Exercise brief: Strip the pictures and reproduce the rest of the listing exactly.

[Begin Exercise inputs]

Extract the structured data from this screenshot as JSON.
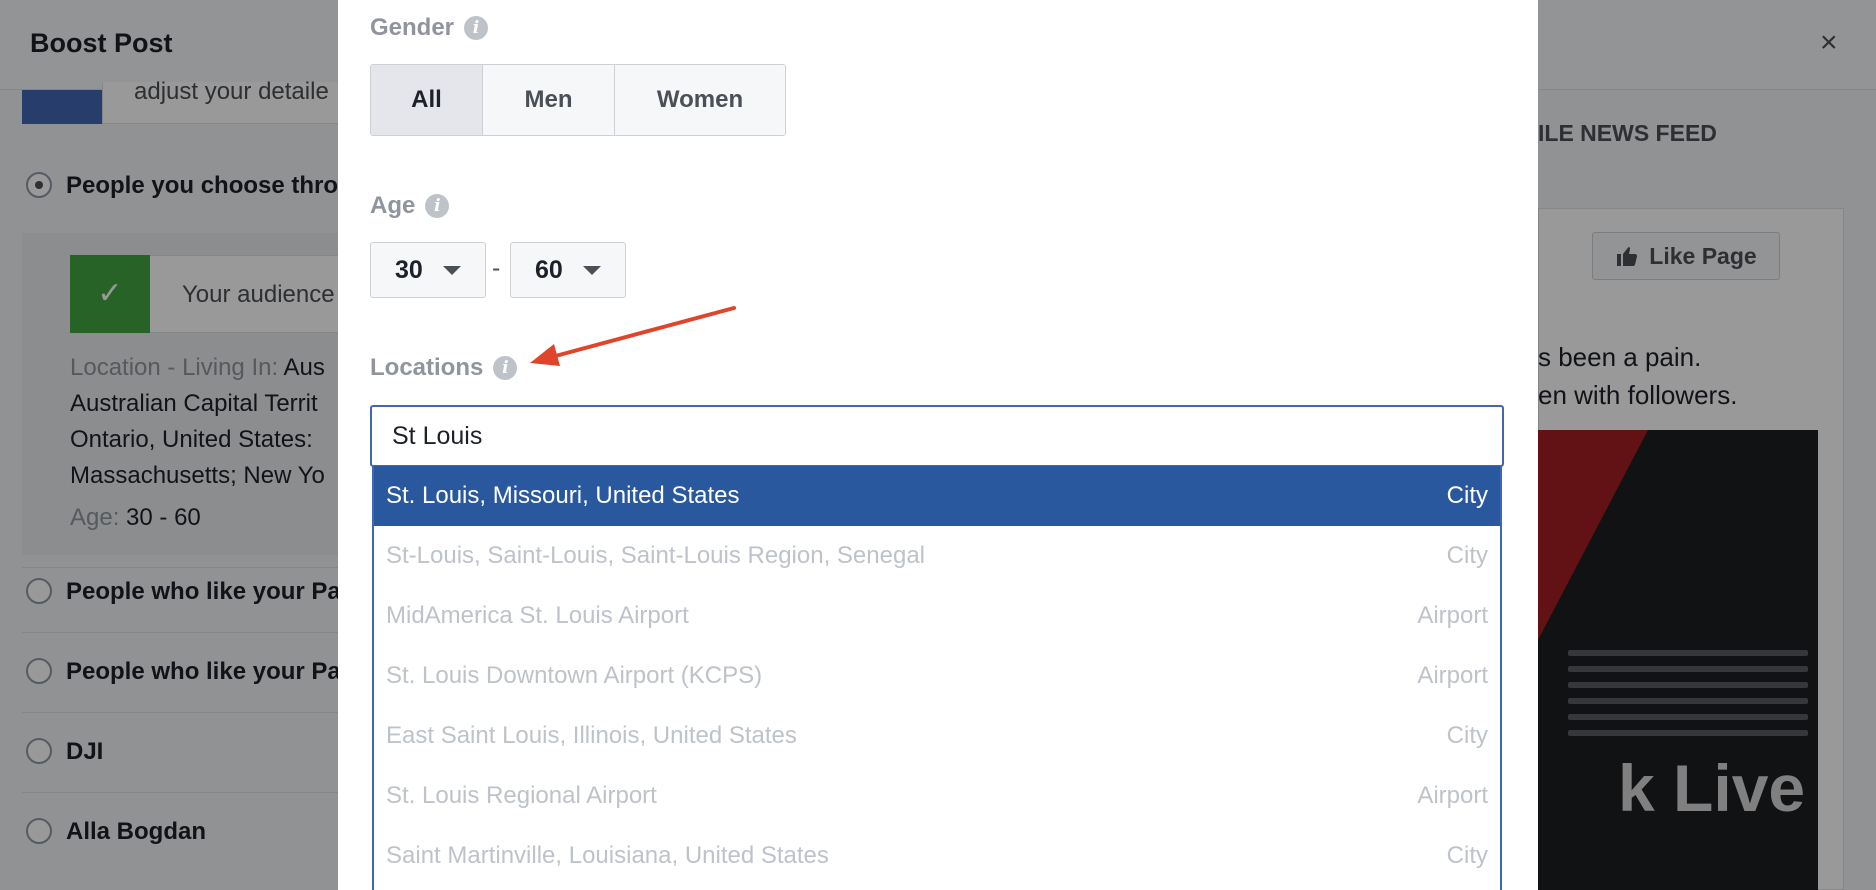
{
  "background": {
    "title": "Boost Post",
    "close_symbol": "×",
    "adjust_text": "adjust your detaile",
    "options": [
      {
        "label": "People you choose thro",
        "selected": true
      },
      {
        "label": "People who like your Pa",
        "selected": false
      },
      {
        "label": "People who like your Pa",
        "selected": false
      },
      {
        "label": "DJI",
        "selected": false
      },
      {
        "label": "Alla Bogdan",
        "selected": false
      }
    ],
    "audience_text": "Your audience",
    "location_label": "Location - Living In:",
    "location_lines": [
      "Aus",
      "Australian Capital Territ",
      "Ontario, United States: ",
      "Massachusetts; New Yo"
    ],
    "age_label": "Age:",
    "age_value": "30 - 60",
    "preview_tab": "ILE NEWS FEED",
    "like_page_label": "Like Page",
    "post_text_lines": [
      "s been a pain.",
      "en with followers."
    ],
    "video_text": "k Live"
  },
  "modal": {
    "gender_label": "Gender",
    "gender_options": [
      "All",
      "Men",
      "Women"
    ],
    "gender_selected": "All",
    "age_label": "Age",
    "age_min": "30",
    "age_dash": "-",
    "age_max": "60",
    "locations_label": "Locations",
    "location_input_value": "St Louis",
    "suggestions": [
      {
        "name": "St. Louis, Missouri, United States",
        "type": "City",
        "highlighted": true
      },
      {
        "name": "St-Louis, Saint-Louis, Saint-Louis Region, Senegal",
        "type": "City",
        "highlighted": false
      },
      {
        "name": "MidAmerica St. Louis Airport",
        "type": "Airport",
        "highlighted": false
      },
      {
        "name": "St. Louis Downtown Airport (KCPS)",
        "type": "Airport",
        "highlighted": false
      },
      {
        "name": "East Saint Louis, Illinois, United States",
        "type": "City",
        "highlighted": false
      },
      {
        "name": "St. Louis Regional Airport",
        "type": "Airport",
        "highlighted": false
      },
      {
        "name": "Saint Martinville, Louisiana, United States",
        "type": "City",
        "highlighted": false
      }
    ]
  },
  "colors": {
    "accent_blue": "#4267b2",
    "selected_row": "#29589f",
    "annotation_arrow": "#e0452b",
    "check_green": "#42a442"
  }
}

[End Exercise inputs]

Problem solution:
Extract the structured data from this screenshot as JSON.
{
  "background": {
    "title": "Boost Post",
    "close_symbol": "×",
    "adjust_text": "adjust your detaile",
    "options": [
      {
        "label": "People you choose thro",
        "selected": true
      },
      {
        "label": "People who like your Pa",
        "selected": false
      },
      {
        "label": "People who like your Pa",
        "selected": false
      },
      {
        "label": "DJI",
        "selected": false
      },
      {
        "label": "Alla Bogdan",
        "selected": false
      }
    ],
    "audience_text": "Your audience",
    "location_label": "Location - Living In:",
    "location_lines": [
      "Aus",
      "Australian Capital Territ",
      "Ontario, United States: ",
      "Massachusetts; New Yo"
    ],
    "age_label": "Age:",
    "age_value": "30 - 60",
    "preview_tab": "ILE NEWS FEED",
    "like_page_label": "Like Page",
    "post_text_lines": [
      "s been a pain.",
      "en with followers."
    ],
    "video_text": "k Live"
  },
  "modal": {
    "gender_label": "Gender",
    "gender_options": [
      "All",
      "Men",
      "Women"
    ],
    "gender_selected": "All",
    "age_label": "Age",
    "age_min": "30",
    "age_dash": "-",
    "age_max": "60",
    "locations_label": "Locations",
    "location_input_value": "St Louis",
    "suggestions": [
      {
        "name": "St. Louis, Missouri, United States",
        "type": "City",
        "highlighted": true
      },
      {
        "name": "St-Louis, Saint-Louis, Saint-Louis Region, Senegal",
        "type": "City",
        "highlighted": false
      },
      {
        "name": "MidAmerica St. Louis Airport",
        "type": "Airport",
        "highlighted": false
      },
      {
        "name": "St. Louis Downtown Airport (KCPS)",
        "type": "Airport",
        "highlighted": false
      },
      {
        "name": "East Saint Louis, Illinois, United States",
        "type": "City",
        "highlighted": false
      },
      {
        "name": "St. Louis Regional Airport",
        "type": "Airport",
        "highlighted": false
      },
      {
        "name": "Saint Martinville, Louisiana, United States",
        "type": "City",
        "highlighted": false
      }
    ]
  },
  "colors": {
    "accent_blue": "#4267b2",
    "selected_row": "#29589f",
    "annotation_arrow": "#e0452b",
    "check_green": "#42a442"
  }
}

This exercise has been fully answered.